* begin Records provided *
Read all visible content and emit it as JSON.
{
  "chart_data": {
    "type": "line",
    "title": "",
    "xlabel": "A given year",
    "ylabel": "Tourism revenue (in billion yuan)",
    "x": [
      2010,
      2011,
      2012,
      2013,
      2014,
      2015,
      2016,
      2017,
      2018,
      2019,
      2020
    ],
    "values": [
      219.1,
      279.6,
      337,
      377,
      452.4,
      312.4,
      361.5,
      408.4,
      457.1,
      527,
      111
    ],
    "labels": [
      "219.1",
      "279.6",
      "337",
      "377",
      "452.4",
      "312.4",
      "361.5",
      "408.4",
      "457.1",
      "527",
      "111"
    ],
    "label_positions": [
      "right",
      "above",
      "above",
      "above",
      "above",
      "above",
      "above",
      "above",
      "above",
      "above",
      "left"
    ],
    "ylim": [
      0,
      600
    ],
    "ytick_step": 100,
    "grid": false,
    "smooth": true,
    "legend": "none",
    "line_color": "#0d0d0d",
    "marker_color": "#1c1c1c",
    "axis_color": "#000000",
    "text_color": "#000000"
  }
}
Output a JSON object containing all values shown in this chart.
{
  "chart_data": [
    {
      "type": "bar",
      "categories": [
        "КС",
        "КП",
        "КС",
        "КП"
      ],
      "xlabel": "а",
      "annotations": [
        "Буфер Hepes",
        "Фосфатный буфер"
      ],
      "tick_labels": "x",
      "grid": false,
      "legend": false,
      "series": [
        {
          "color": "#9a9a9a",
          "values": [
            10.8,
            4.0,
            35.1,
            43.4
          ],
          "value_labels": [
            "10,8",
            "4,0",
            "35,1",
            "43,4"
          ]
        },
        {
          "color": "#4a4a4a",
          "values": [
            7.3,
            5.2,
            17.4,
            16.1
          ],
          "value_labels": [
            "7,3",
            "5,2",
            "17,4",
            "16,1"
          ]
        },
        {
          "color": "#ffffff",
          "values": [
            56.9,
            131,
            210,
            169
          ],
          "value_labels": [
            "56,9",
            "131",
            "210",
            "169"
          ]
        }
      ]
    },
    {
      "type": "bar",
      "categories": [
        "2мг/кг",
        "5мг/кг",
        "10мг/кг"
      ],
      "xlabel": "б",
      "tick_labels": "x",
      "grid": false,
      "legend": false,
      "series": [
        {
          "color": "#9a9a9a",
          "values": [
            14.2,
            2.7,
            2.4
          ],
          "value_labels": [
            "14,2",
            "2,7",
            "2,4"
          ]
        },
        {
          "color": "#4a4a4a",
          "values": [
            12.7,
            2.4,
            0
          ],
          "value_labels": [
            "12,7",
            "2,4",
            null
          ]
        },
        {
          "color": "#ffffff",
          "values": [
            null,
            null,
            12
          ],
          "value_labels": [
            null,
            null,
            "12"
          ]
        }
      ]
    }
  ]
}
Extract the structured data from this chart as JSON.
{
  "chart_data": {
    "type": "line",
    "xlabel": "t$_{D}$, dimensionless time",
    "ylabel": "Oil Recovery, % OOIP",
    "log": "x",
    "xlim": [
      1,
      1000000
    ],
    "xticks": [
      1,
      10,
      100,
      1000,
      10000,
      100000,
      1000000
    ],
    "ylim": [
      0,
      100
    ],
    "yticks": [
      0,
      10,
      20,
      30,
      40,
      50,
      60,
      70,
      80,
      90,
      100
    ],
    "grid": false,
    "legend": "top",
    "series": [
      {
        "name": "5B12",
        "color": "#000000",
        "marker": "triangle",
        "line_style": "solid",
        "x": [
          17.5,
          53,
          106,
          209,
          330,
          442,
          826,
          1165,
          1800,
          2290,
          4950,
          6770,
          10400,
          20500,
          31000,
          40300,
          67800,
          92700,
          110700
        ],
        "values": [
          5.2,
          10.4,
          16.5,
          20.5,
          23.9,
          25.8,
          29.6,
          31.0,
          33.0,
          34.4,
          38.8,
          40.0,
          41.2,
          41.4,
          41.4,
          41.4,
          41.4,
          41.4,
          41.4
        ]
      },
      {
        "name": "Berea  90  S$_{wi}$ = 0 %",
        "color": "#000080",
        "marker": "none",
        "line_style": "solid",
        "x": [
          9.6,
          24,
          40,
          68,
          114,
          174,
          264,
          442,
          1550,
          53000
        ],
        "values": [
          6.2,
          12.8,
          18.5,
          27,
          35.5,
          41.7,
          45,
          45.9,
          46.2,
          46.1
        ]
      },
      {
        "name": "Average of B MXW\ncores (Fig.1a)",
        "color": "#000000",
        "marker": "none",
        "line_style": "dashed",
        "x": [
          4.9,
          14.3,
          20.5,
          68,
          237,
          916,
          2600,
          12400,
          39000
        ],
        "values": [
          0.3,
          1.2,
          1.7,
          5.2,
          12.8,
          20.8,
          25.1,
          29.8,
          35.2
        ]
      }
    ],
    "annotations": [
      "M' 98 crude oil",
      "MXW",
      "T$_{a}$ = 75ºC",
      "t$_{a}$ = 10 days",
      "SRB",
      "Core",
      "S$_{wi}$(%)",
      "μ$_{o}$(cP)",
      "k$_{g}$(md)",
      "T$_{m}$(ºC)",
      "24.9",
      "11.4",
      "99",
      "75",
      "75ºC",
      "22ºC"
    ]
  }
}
* end Records provided *
*Stated exercise:* Return the material exactly as it stands.

*Exercise output:*
Read all visible content and emit it as JSON.
{
  "chart_data": {
    "type": "line",
    "title": "",
    "xlabel": "A given year",
    "ylabel": "Tourism revenue (in billion yuan)",
    "x": [
      2010,
      2011,
      2012,
      2013,
      2014,
      2015,
      2016,
      2017,
      2018,
      2019,
      2020
    ],
    "values": [
      219.1,
      279.6,
      337,
      377,
      452.4,
      312.4,
      361.5,
      408.4,
      457.1,
      527,
      111
    ],
    "labels": [
      "219.1",
      "279.6",
      "337",
      "377",
      "452.4",
      "312.4",
      "361.5",
      "408.4",
      "457.1",
      "527",
      "111"
    ],
    "label_positions": [
      "right",
      "above",
      "above",
      "above",
      "above",
      "above",
      "above",
      "above",
      "above",
      "above",
      "left"
    ],
    "ylim": [
      0,
      600
    ],
    "ytick_step": 100,
    "grid": false,
    "smooth": true,
    "legend": "none",
    "line_color": "#0d0d0d",
    "marker_color": "#1c1c1c",
    "axis_color": "#000000",
    "text_color": "#000000"
  }
}
Output a JSON object containing all values shown in this chart.
{
  "chart_data": [
    {
      "type": "bar",
      "categories": [
        "КС",
        "КП",
        "КС",
        "КП"
      ],
      "xlabel": "а",
      "annotations": [
        "Буфер Hepes",
        "Фосфатный буфер"
      ],
      "tick_labels": "x",
      "grid": false,
      "legend": false,
      "series": [
        {
          "color": "#9a9a9a",
          "values": [
            10.8,
            4.0,
            35.1,
            43.4
          ],
          "value_labels": [
            "10,8",
            "4,0",
            "35,1",
            "43,4"
          ]
        },
        {
          "color": "#4a4a4a",
          "values": [
            7.3,
            5.2,
            17.4,
            16.1
          ],
          "value_labels": [
            "7,3",
            "5,2",
            "17,4",
            "16,1"
          ]
        },
        {
          "color": "#ffffff",
          "values": [
            56.9,
            131,
            210,
            169
          ],
          "value_labels": [
            "56,9",
            "131",
            "210",
            "169"
          ]
        }
      ]
    },
    {
      "type": "bar",
      "categories": [
        "2мг/кг",
        "5мг/кг",
        "10мг/кг"
      ],
      "xlabel": "б",
      "tick_labels": "x",
      "grid": false,
      "legend": false,
      "series": [
        {
          "color": "#9a9a9a",
          "values": [
            14.2,
            2.7,
            2.4
          ],
          "value_labels": [
            "14,2",
            "2,7",
            "2,4"
          ]
        },
        {
          "color": "#4a4a4a",
          "values": [
            12.7,
            2.4,
            0
          ],
          "value_labels": [
            "12,7",
            "2,4",
            null
          ]
        },
        {
          "color": "#ffffff",
          "values": [
            null,
            null,
            12
          ],
          "value_labels": [
            null,
            null,
            "12"
          ]
        }
      ]
    }
  ]
}
Extract the structured data from this chart as JSON.
{
  "chart_data": {
    "type": "line",
    "xlabel": "t$_{D}$, dimensionless time",
    "ylabel": "Oil Recovery, % OOIP",
    "log": "x",
    "xlim": [
      1,
      1000000
    ],
    "xticks": [
      1,
      10,
      100,
      1000,
      10000,
      100000,
      1000000
    ],
    "ylim": [
      0,
      100
    ],
    "yticks": [
      0,
      10,
      20,
      30,
      40,
      50,
      60,
      70,
      80,
      90,
      100
    ],
    "grid": false,
    "legend": "top",
    "series": [
      {
        "name": "5B12",
        "color": "#000000",
        "marker": "triangle",
        "line_style": "solid",
        "x": [
          17.5,
          53,
          106,
          209,
          330,
          442,
          826,
          1165,
          1800,
          2290,
          4950,
          6770,
          10400,
          20500,
          31000,
          40300,
          67800,
          92700,
          110700
        ],
        "values": [
          5.2,
          10.4,
          16.5,
          20.5,
          23.9,
          25.8,
          29.6,
          31.0,
          33.0,
          34.4,
          38.8,
          40.0,
          41.2,
          41.4,
          41.4,
          41.4,
          41.4,
          41.4,
          41.4
        ]
      },
      {
        "name": "Berea  90  S$_{wi}$ = 0 %",
        "color": "#000080",
        "marker": "none",
        "line_style": "solid",
        "x": [
          9.6,
          24,
          40,
          68,
          114,
          174,
          264,
          442,
          1550,
          53000
        ],
        "values": [
          6.2,
          12.8,
          18.5,
          27,
          35.5,
          41.7,
          45,
          45.9,
          46.2,
          46.1
        ]
      },
      {
        "name": "Average of B MXW\ncores (Fig.1a)",
        "color": "#000000",
        "marker": "none",
        "line_style": "dashed",
        "x": [
          4.9,
          14.3,
          20.5,
          68,
          237,
          916,
          2600,
          12400,
          39000
        ],
        "values": [
          0.3,
          1.2,
          1.7,
          5.2,
          12.8,
          20.8,
          25.1,
          29.8,
          35.2
        ]
      }
    ],
    "annotations": [
      "M' 98 crude oil",
      "MXW",
      "T$_{a}$ = 75ºC",
      "t$_{a}$ = 10 days",
      "SRB",
      "Core",
      "S$_{wi}$(%)",
      "μ$_{o}$(cP)",
      "k$_{g}$(md)",
      "T$_{m}$(ºC)",
      "24.9",
      "11.4",
      "99",
      "75",
      "75ºC",
      "22ºC"
    ]
  }
}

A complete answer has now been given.